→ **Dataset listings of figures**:
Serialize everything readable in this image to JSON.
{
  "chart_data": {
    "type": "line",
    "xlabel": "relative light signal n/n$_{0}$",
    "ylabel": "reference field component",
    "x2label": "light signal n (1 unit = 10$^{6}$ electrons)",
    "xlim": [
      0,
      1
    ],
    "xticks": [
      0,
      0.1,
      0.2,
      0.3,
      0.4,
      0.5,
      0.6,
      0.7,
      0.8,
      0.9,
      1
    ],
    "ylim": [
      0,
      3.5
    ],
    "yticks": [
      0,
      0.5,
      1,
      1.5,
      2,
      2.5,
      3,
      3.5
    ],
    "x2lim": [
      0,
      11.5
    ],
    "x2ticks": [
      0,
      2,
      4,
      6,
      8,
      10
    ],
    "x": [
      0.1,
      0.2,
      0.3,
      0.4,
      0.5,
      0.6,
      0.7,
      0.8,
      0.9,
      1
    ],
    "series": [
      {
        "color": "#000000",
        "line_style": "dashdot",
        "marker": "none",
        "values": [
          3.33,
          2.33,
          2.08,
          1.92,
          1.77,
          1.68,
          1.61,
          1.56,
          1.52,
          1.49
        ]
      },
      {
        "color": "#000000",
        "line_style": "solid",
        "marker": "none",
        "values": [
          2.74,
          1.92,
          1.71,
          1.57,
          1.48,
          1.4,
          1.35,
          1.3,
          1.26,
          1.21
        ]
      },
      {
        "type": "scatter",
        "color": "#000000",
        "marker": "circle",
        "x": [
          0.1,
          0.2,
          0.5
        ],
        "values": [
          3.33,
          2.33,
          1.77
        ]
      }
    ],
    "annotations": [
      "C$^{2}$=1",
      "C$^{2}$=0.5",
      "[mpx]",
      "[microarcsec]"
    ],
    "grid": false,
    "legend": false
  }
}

→ **Exercise**: Write out every entry above, word for word.

→ **Correct response**:
Serialize everything readable in this image to JSON.
{
  "chart_data": {
    "type": "line",
    "xlabel": "relative light signal n/n$_{0}$",
    "ylabel": "reference field component",
    "x2label": "light signal n (1 unit = 10$^{6}$ electrons)",
    "xlim": [
      0,
      1
    ],
    "xticks": [
      0,
      0.1,
      0.2,
      0.3,
      0.4,
      0.5,
      0.6,
      0.7,
      0.8,
      0.9,
      1
    ],
    "ylim": [
      0,
      3.5
    ],
    "yticks": [
      0,
      0.5,
      1,
      1.5,
      2,
      2.5,
      3,
      3.5
    ],
    "x2lim": [
      0,
      11.5
    ],
    "x2ticks": [
      0,
      2,
      4,
      6,
      8,
      10
    ],
    "x": [
      0.1,
      0.2,
      0.3,
      0.4,
      0.5,
      0.6,
      0.7,
      0.8,
      0.9,
      1
    ],
    "series": [
      {
        "color": "#000000",
        "line_style": "dashdot",
        "marker": "none",
        "values": [
          3.33,
          2.33,
          2.08,
          1.92,
          1.77,
          1.68,
          1.61,
          1.56,
          1.52,
          1.49
        ]
      },
      {
        "color": "#000000",
        "line_style": "solid",
        "marker": "none",
        "values": [
          2.74,
          1.92,
          1.71,
          1.57,
          1.48,
          1.4,
          1.35,
          1.3,
          1.26,
          1.21
        ]
      },
      {
        "type": "scatter",
        "color": "#000000",
        "marker": "circle",
        "x": [
          0.1,
          0.2,
          0.5
        ],
        "values": [
          3.33,
          2.33,
          1.77
        ]
      }
    ],
    "annotations": [
      "C$^{2}$=1",
      "C$^{2}$=0.5",
      "[mpx]",
      "[microarcsec]"
    ],
    "grid": false,
    "legend": false
  }
}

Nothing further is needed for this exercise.